** Begin Information given **

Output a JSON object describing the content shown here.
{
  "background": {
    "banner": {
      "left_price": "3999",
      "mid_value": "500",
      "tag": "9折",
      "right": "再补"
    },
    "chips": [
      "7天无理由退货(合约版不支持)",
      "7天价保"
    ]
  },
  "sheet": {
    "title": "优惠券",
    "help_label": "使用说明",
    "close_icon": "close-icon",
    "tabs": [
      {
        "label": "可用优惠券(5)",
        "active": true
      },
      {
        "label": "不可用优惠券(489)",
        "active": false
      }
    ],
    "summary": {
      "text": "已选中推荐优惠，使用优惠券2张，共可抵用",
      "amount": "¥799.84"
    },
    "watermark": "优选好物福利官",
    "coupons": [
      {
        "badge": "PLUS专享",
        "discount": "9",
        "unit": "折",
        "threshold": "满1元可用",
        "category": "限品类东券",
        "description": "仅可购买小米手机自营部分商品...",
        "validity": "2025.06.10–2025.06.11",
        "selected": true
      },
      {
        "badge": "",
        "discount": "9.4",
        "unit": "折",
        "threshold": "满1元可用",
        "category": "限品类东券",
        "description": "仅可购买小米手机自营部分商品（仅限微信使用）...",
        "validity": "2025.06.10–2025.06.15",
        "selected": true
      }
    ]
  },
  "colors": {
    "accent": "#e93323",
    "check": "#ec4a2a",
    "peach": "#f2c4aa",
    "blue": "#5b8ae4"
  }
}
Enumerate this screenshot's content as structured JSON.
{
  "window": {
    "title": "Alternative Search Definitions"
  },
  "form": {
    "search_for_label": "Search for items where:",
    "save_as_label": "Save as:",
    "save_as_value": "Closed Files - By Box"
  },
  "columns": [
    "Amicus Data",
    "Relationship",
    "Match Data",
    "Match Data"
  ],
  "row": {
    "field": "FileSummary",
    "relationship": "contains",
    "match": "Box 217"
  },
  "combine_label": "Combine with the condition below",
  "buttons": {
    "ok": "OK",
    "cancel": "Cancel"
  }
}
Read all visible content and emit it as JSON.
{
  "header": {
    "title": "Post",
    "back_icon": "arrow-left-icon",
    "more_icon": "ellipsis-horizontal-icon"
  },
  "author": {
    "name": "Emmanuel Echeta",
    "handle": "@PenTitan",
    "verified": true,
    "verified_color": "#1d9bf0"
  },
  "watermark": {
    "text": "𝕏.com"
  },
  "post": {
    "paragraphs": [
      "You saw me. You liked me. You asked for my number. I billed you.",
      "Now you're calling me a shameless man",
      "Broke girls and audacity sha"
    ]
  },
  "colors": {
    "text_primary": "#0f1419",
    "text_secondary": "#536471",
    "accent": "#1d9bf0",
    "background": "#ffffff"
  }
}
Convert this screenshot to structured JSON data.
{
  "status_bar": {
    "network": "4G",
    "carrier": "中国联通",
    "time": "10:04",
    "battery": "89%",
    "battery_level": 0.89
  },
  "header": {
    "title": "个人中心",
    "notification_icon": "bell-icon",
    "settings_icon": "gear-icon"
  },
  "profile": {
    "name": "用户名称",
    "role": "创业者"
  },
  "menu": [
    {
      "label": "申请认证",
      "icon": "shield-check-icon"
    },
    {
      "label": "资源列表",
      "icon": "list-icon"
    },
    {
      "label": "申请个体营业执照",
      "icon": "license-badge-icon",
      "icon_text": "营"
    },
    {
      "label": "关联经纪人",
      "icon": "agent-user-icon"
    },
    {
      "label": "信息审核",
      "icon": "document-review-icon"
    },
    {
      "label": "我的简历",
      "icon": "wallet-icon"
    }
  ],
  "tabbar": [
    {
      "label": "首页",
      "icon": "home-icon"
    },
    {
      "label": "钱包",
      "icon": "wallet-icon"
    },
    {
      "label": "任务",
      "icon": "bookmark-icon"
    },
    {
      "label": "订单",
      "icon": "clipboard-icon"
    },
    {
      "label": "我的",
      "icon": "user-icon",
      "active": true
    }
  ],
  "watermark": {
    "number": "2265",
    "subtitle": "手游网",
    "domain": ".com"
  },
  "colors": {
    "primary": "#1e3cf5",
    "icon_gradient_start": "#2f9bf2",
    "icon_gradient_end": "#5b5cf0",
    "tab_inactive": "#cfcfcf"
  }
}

** End Information given **

Restate every line of the data word for word.

Output a JSON object describing the content shown here.
{
  "background": {
    "banner": {
      "left_price": "3999",
      "mid_value": "500",
      "tag": "9折",
      "right": "再补"
    },
    "chips": [
      "7天无理由退货(合约版不支持)",
      "7天价保"
    ]
  },
  "sheet": {
    "title": "优惠券",
    "help_label": "使用说明",
    "close_icon": "close-icon",
    "tabs": [
      {
        "label": "可用优惠券(5)",
        "active": true
      },
      {
        "label": "不可用优惠券(489)",
        "active": false
      }
    ],
    "summary": {
      "text": "已选中推荐优惠，使用优惠券2张，共可抵用",
      "amount": "¥799.84"
    },
    "watermark": "优选好物福利官",
    "coupons": [
      {
        "badge": "PLUS专享",
        "discount": "9",
        "unit": "折",
        "threshold": "满1元可用",
        "category": "限品类东券",
        "description": "仅可购买小米手机自营部分商品...",
        "validity": "2025.06.10–2025.06.11",
        "selected": true
      },
      {
        "badge": "",
        "discount": "9.4",
        "unit": "折",
        "threshold": "满1元可用",
        "category": "限品类东券",
        "description": "仅可购买小米手机自营部分商品（仅限微信使用）...",
        "validity": "2025.06.10–2025.06.15",
        "selected": true
      }
    ]
  },
  "colors": {
    "accent": "#e93323",
    "check": "#ec4a2a",
    "peach": "#f2c4aa",
    "blue": "#5b8ae4"
  }
}
Enumerate this screenshot's content as structured JSON.
{
  "window": {
    "title": "Alternative Search Definitions"
  },
  "form": {
    "search_for_label": "Search for items where:",
    "save_as_label": "Save as:",
    "save_as_value": "Closed Files - By Box"
  },
  "columns": [
    "Amicus Data",
    "Relationship",
    "Match Data",
    "Match Data"
  ],
  "row": {
    "field": "FileSummary",
    "relationship": "contains",
    "match": "Box 217"
  },
  "combine_label": "Combine with the condition below",
  "buttons": {
    "ok": "OK",
    "cancel": "Cancel"
  }
}
Read all visible content and emit it as JSON.
{
  "header": {
    "title": "Post",
    "back_icon": "arrow-left-icon",
    "more_icon": "ellipsis-horizontal-icon"
  },
  "author": {
    "name": "Emmanuel Echeta",
    "handle": "@PenTitan",
    "verified": true,
    "verified_color": "#1d9bf0"
  },
  "watermark": {
    "text": "𝕏.com"
  },
  "post": {
    "paragraphs": [
      "You saw me. You liked me. You asked for my number. I billed you.",
      "Now you're calling me a shameless man",
      "Broke girls and audacity sha"
    ]
  },
  "colors": {
    "text_primary": "#0f1419",
    "text_secondary": "#536471",
    "accent": "#1d9bf0",
    "background": "#ffffff"
  }
}
Convert this screenshot to structured JSON data.
{
  "status_bar": {
    "network": "4G",
    "carrier": "中国联通",
    "time": "10:04",
    "battery": "89%",
    "battery_level": 0.89
  },
  "header": {
    "title": "个人中心",
    "notification_icon": "bell-icon",
    "settings_icon": "gear-icon"
  },
  "profile": {
    "name": "用户名称",
    "role": "创业者"
  },
  "menu": [
    {
      "label": "申请认证",
      "icon": "shield-check-icon"
    },
    {
      "label": "资源列表",
      "icon": "list-icon"
    },
    {
      "label": "申请个体营业执照",
      "icon": "license-badge-icon",
      "icon_text": "营"
    },
    {
      "label": "关联经纪人",
      "icon": "agent-user-icon"
    },
    {
      "label": "信息审核",
      "icon": "document-review-icon"
    },
    {
      "label": "我的简历",
      "icon": "wallet-icon"
    }
  ],
  "tabbar": [
    {
      "label": "首页",
      "icon": "home-icon"
    },
    {
      "label": "钱包",
      "icon": "wallet-icon"
    },
    {
      "label": "任务",
      "icon": "bookmark-icon"
    },
    {
      "label": "订单",
      "icon": "clipboard-icon"
    },
    {
      "label": "我的",
      "icon": "user-icon",
      "active": true
    }
  ],
  "watermark": {
    "number": "2265",
    "subtitle": "手游网",
    "domain": ".com"
  },
  "colors": {
    "primary": "#1e3cf5",
    "icon_gradient_start": "#2f9bf2",
    "icon_gradient_end": "#5b5cf0",
    "tab_inactive": "#cfcfcf"
  }
}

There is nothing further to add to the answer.